- **Material provided**:
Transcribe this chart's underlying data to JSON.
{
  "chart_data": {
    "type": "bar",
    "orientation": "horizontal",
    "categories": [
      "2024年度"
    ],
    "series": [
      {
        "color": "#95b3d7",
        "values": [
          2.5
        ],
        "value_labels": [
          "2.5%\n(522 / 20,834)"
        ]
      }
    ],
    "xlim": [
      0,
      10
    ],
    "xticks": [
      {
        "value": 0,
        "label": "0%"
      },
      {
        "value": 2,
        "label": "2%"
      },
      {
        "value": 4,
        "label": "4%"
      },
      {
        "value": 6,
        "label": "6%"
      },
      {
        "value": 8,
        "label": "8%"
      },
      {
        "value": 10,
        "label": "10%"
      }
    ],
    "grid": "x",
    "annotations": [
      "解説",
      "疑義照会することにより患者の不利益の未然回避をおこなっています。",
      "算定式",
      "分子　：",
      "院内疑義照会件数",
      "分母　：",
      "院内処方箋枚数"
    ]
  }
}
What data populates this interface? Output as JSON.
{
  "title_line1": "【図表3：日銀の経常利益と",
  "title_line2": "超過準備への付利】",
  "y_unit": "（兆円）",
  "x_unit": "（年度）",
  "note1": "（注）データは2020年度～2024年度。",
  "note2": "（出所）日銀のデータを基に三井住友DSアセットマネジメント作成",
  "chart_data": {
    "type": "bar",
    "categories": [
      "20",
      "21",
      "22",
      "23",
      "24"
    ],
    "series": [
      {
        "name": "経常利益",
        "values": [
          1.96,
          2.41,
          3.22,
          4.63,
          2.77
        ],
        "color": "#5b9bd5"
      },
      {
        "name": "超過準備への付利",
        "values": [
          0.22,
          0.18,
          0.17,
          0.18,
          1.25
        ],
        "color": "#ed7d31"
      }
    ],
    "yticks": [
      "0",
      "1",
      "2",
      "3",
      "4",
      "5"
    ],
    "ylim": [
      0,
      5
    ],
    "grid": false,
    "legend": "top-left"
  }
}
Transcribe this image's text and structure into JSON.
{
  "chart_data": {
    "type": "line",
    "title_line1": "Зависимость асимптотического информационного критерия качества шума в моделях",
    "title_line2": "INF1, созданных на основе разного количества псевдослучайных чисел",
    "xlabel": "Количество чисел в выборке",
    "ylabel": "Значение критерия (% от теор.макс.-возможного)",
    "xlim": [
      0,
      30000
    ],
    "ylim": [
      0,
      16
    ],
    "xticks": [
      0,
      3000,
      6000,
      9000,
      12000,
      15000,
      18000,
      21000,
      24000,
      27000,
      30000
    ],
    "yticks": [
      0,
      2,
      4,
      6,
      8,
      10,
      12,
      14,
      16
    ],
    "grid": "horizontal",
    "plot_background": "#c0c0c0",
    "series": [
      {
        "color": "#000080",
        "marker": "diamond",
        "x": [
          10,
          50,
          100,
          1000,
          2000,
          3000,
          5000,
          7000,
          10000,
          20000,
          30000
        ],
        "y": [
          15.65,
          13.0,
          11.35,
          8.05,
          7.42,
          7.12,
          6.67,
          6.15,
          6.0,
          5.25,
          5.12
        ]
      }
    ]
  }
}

- **What the task requires**:
Quote the listing in full, please, keeping every line exact.

- **Output for this exercise**:
Transcribe this chart's underlying data to JSON.
{
  "chart_data": {
    "type": "bar",
    "orientation": "horizontal",
    "categories": [
      "2024年度"
    ],
    "series": [
      {
        "color": "#95b3d7",
        "values": [
          2.5
        ],
        "value_labels": [
          "2.5%\n(522 / 20,834)"
        ]
      }
    ],
    "xlim": [
      0,
      10
    ],
    "xticks": [
      {
        "value": 0,
        "label": "0%"
      },
      {
        "value": 2,
        "label": "2%"
      },
      {
        "value": 4,
        "label": "4%"
      },
      {
        "value": 6,
        "label": "6%"
      },
      {
        "value": 8,
        "label": "8%"
      },
      {
        "value": 10,
        "label": "10%"
      }
    ],
    "grid": "x",
    "annotations": [
      "解説",
      "疑義照会することにより患者の不利益の未然回避をおこなっています。",
      "算定式",
      "分子　：",
      "院内疑義照会件数",
      "分母　：",
      "院内処方箋枚数"
    ]
  }
}
What data populates this interface? Output as JSON.
{
  "title_line1": "【図表3：日銀の経常利益と",
  "title_line2": "超過準備への付利】",
  "y_unit": "（兆円）",
  "x_unit": "（年度）",
  "note1": "（注）データは2020年度～2024年度。",
  "note2": "（出所）日銀のデータを基に三井住友DSアセットマネジメント作成",
  "chart_data": {
    "type": "bar",
    "categories": [
      "20",
      "21",
      "22",
      "23",
      "24"
    ],
    "series": [
      {
        "name": "経常利益",
        "values": [
          1.96,
          2.41,
          3.22,
          4.63,
          2.77
        ],
        "color": "#5b9bd5"
      },
      {
        "name": "超過準備への付利",
        "values": [
          0.22,
          0.18,
          0.17,
          0.18,
          1.25
        ],
        "color": "#ed7d31"
      }
    ],
    "yticks": [
      "0",
      "1",
      "2",
      "3",
      "4",
      "5"
    ],
    "ylim": [
      0,
      5
    ],
    "grid": false,
    "legend": "top-left"
  }
}
Transcribe this image's text and structure into JSON.
{
  "chart_data": {
    "type": "line",
    "title_line1": "Зависимость асимптотического информационного критерия качества шума в моделях",
    "title_line2": "INF1, созданных на основе разного количества псевдослучайных чисел",
    "xlabel": "Количество чисел в выборке",
    "ylabel": "Значение критерия (% от теор.макс.-возможного)",
    "xlim": [
      0,
      30000
    ],
    "ylim": [
      0,
      16
    ],
    "xticks": [
      0,
      3000,
      6000,
      9000,
      12000,
      15000,
      18000,
      21000,
      24000,
      27000,
      30000
    ],
    "yticks": [
      0,
      2,
      4,
      6,
      8,
      10,
      12,
      14,
      16
    ],
    "grid": "horizontal",
    "plot_background": "#c0c0c0",
    "series": [
      {
        "color": "#000080",
        "marker": "diamond",
        "x": [
          10,
          50,
          100,
          1000,
          2000,
          3000,
          5000,
          7000,
          10000,
          20000,
          30000
        ],
        "y": [
          15.65,
          13.0,
          11.35,
          8.05,
          7.42,
          7.12,
          6.67,
          6.15,
          6.0,
          5.25,
          5.12
        ]
      }
    ]
  }
}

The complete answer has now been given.